> [EXERCISE] Leave out the pictures and restate the rest of the data exactly.

________________________

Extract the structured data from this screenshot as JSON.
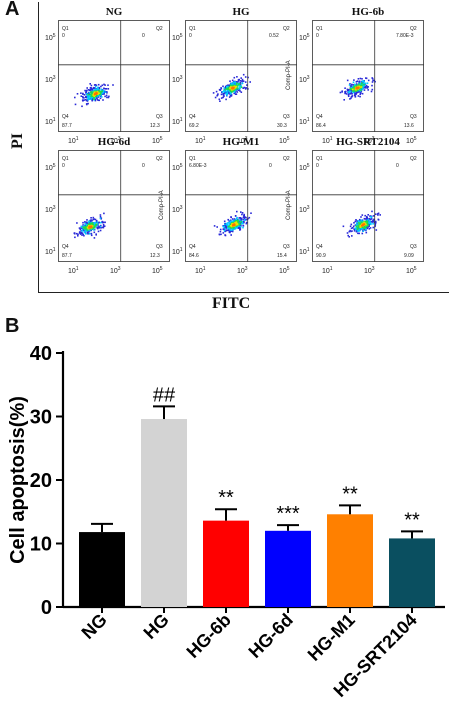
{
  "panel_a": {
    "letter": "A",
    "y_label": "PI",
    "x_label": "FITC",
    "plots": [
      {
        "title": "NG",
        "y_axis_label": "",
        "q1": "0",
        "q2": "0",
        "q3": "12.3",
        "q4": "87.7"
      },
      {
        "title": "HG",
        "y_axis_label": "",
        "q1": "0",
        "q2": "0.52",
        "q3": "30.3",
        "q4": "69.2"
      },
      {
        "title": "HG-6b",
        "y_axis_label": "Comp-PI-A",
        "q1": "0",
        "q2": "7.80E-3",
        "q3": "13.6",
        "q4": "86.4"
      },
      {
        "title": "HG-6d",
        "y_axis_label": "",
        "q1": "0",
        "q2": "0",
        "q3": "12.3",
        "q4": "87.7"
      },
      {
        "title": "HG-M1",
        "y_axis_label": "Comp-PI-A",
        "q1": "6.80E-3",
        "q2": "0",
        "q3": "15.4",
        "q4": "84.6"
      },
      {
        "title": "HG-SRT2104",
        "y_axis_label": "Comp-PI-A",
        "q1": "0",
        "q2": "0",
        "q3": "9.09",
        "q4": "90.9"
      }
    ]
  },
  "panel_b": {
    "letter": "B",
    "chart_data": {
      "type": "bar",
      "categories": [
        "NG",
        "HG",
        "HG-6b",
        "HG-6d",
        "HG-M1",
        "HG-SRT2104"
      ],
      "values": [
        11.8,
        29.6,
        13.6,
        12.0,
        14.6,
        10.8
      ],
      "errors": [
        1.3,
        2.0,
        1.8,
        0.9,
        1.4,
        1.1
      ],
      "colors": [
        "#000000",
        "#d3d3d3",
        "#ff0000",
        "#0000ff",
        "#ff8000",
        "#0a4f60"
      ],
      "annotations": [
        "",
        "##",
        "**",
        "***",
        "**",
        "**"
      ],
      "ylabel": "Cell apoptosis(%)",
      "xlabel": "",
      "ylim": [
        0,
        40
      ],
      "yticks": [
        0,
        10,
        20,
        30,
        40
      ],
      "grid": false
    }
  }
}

________________________

> [THE OUTPUT]
Extract the structured data from this screenshot as JSON.
{
  "panel_a": {
    "letter": "A",
    "y_label": "PI",
    "x_label": "FITC",
    "plots": [
      {
        "title": "NG",
        "y_axis_label": "",
        "q1": "0",
        "q2": "0",
        "q3": "12.3",
        "q4": "87.7"
      },
      {
        "title": "HG",
        "y_axis_label": "",
        "q1": "0",
        "q2": "0.52",
        "q3": "30.3",
        "q4": "69.2"
      },
      {
        "title": "HG-6b",
        "y_axis_label": "Comp-PI-A",
        "q1": "0",
        "q2": "7.80E-3",
        "q3": "13.6",
        "q4": "86.4"
      },
      {
        "title": "HG-6d",
        "y_axis_label": "",
        "q1": "0",
        "q2": "0",
        "q3": "12.3",
        "q4": "87.7"
      },
      {
        "title": "HG-M1",
        "y_axis_label": "Comp-PI-A",
        "q1": "6.80E-3",
        "q2": "0",
        "q3": "15.4",
        "q4": "84.6"
      },
      {
        "title": "HG-SRT2104",
        "y_axis_label": "Comp-PI-A",
        "q1": "0",
        "q2": "0",
        "q3": "9.09",
        "q4": "90.9"
      }
    ]
  },
  "panel_b": {
    "letter": "B",
    "chart_data": {
      "type": "bar",
      "categories": [
        "NG",
        "HG",
        "HG-6b",
        "HG-6d",
        "HG-M1",
        "HG-SRT2104"
      ],
      "values": [
        11.8,
        29.6,
        13.6,
        12.0,
        14.6,
        10.8
      ],
      "errors": [
        1.3,
        2.0,
        1.8,
        0.9,
        1.4,
        1.1
      ],
      "colors": [
        "#000000",
        "#d3d3d3",
        "#ff0000",
        "#0000ff",
        "#ff8000",
        "#0a4f60"
      ],
      "annotations": [
        "",
        "##",
        "**",
        "***",
        "**",
        "**"
      ],
      "ylabel": "Cell apoptosis(%)",
      "xlabel": "",
      "ylim": [
        0,
        40
      ],
      "yticks": [
        0,
        10,
        20,
        30,
        40
      ],
      "grid": false
    }
  }
}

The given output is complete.